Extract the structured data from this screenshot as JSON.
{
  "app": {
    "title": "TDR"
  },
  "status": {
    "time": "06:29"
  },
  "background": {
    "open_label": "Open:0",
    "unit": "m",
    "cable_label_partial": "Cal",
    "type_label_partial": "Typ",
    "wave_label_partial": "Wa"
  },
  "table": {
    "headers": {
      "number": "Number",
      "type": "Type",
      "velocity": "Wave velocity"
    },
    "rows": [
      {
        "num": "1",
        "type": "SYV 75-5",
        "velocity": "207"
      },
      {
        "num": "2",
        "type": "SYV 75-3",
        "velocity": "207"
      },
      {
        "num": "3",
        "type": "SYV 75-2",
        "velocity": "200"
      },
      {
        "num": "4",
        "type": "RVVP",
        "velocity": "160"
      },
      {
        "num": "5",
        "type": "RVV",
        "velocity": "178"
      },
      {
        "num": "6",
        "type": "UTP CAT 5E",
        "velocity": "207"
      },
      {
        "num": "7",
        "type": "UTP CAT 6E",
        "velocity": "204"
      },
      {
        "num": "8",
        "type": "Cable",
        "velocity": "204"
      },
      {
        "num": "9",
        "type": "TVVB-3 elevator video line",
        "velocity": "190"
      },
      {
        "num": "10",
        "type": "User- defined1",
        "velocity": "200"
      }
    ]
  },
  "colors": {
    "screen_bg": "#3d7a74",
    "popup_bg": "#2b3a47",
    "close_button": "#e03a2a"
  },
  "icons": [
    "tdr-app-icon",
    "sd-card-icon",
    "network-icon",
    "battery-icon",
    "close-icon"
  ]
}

===

◆ **Exercise description**
Return all of the data word for word.

◆ **The response**
Extract the structured data from this screenshot as JSON.
{
  "app": {
    "title": "TDR"
  },
  "status": {
    "time": "06:29"
  },
  "background": {
    "open_label": "Open:0",
    "unit": "m",
    "cable_label_partial": "Cal",
    "type_label_partial": "Typ",
    "wave_label_partial": "Wa"
  },
  "table": {
    "headers": {
      "number": "Number",
      "type": "Type",
      "velocity": "Wave velocity"
    },
    "rows": [
      {
        "num": "1",
        "type": "SYV 75-5",
        "velocity": "207"
      },
      {
        "num": "2",
        "type": "SYV 75-3",
        "velocity": "207"
      },
      {
        "num": "3",
        "type": "SYV 75-2",
        "velocity": "200"
      },
      {
        "num": "4",
        "type": "RVVP",
        "velocity": "160"
      },
      {
        "num": "5",
        "type": "RVV",
        "velocity": "178"
      },
      {
        "num": "6",
        "type": "UTP CAT 5E",
        "velocity": "207"
      },
      {
        "num": "7",
        "type": "UTP CAT 6E",
        "velocity": "204"
      },
      {
        "num": "8",
        "type": "Cable",
        "velocity": "204"
      },
      {
        "num": "9",
        "type": "TVVB-3 elevator video line",
        "velocity": "190"
      },
      {
        "num": "10",
        "type": "User- defined1",
        "velocity": "200"
      }
    ]
  },
  "colors": {
    "screen_bg": "#3d7a74",
    "popup_bg": "#2b3a47",
    "close_button": "#e03a2a"
  },
  "icons": [
    "tdr-app-icon",
    "sd-card-icon",
    "network-icon",
    "battery-icon",
    "close-icon"
  ]
}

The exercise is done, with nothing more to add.